[What you will do] Reproduce the complete listing without any deviation.

----

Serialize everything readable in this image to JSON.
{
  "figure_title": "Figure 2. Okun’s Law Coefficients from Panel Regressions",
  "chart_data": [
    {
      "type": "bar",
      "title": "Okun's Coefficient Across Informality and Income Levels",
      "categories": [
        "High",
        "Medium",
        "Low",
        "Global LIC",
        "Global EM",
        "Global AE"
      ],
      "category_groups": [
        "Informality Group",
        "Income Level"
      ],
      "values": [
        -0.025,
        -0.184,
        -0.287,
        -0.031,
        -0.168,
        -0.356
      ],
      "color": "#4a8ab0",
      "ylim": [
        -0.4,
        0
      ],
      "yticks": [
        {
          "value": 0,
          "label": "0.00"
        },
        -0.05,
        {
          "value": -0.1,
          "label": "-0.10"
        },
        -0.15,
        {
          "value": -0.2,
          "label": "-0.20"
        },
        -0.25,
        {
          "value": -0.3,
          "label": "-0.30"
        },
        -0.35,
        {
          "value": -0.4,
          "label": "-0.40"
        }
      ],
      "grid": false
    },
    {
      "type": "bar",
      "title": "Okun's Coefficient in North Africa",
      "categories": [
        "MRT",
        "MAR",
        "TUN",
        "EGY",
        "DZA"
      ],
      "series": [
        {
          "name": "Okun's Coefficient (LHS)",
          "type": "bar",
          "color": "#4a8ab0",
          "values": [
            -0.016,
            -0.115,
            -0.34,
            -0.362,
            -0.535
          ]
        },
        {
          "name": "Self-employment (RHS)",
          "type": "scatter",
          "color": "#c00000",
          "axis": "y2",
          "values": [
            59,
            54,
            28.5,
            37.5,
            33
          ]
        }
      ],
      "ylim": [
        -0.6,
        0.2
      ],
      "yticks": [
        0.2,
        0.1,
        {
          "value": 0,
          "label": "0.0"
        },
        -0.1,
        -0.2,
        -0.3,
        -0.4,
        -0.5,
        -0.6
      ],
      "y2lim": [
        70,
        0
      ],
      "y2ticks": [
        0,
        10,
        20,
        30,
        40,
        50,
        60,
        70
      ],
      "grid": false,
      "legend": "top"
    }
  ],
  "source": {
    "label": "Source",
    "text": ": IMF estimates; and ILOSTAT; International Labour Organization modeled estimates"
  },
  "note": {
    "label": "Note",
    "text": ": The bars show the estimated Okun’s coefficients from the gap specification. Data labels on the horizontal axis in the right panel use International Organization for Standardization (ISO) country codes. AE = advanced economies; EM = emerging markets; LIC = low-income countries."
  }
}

----

[Reply]
Serialize everything readable in this image to JSON.
{
  "figure_title": "Figure 2. Okun’s Law Coefficients from Panel Regressions",
  "chart_data": [
    {
      "type": "bar",
      "title": "Okun's Coefficient Across Informality and Income Levels",
      "categories": [
        "High",
        "Medium",
        "Low",
        "Global LIC",
        "Global EM",
        "Global AE"
      ],
      "category_groups": [
        "Informality Group",
        "Income Level"
      ],
      "values": [
        -0.025,
        -0.184,
        -0.287,
        -0.031,
        -0.168,
        -0.356
      ],
      "color": "#4a8ab0",
      "ylim": [
        -0.4,
        0
      ],
      "yticks": [
        {
          "value": 0,
          "label": "0.00"
        },
        -0.05,
        {
          "value": -0.1,
          "label": "-0.10"
        },
        -0.15,
        {
          "value": -0.2,
          "label": "-0.20"
        },
        -0.25,
        {
          "value": -0.3,
          "label": "-0.30"
        },
        -0.35,
        {
          "value": -0.4,
          "label": "-0.40"
        }
      ],
      "grid": false
    },
    {
      "type": "bar",
      "title": "Okun's Coefficient in North Africa",
      "categories": [
        "MRT",
        "MAR",
        "TUN",
        "EGY",
        "DZA"
      ],
      "series": [
        {
          "name": "Okun's Coefficient (LHS)",
          "type": "bar",
          "color": "#4a8ab0",
          "values": [
            -0.016,
            -0.115,
            -0.34,
            -0.362,
            -0.535
          ]
        },
        {
          "name": "Self-employment (RHS)",
          "type": "scatter",
          "color": "#c00000",
          "axis": "y2",
          "values": [
            59,
            54,
            28.5,
            37.5,
            33
          ]
        }
      ],
      "ylim": [
        -0.6,
        0.2
      ],
      "yticks": [
        0.2,
        0.1,
        {
          "value": 0,
          "label": "0.0"
        },
        -0.1,
        -0.2,
        -0.3,
        -0.4,
        -0.5,
        -0.6
      ],
      "y2lim": [
        70,
        0
      ],
      "y2ticks": [
        0,
        10,
        20,
        30,
        40,
        50,
        60,
        70
      ],
      "grid": false,
      "legend": "top"
    }
  ],
  "source": {
    "label": "Source",
    "text": ": IMF estimates; and ILOSTAT; International Labour Organization modeled estimates"
  },
  "note": {
    "label": "Note",
    "text": ": The bars show the estimated Okun’s coefficients from the gap specification. Data labels on the horizontal axis in the right panel use International Organization for Standardization (ISO) country codes. AE = advanced economies; EM = emerging markets; LIC = low-income countries."
  }
}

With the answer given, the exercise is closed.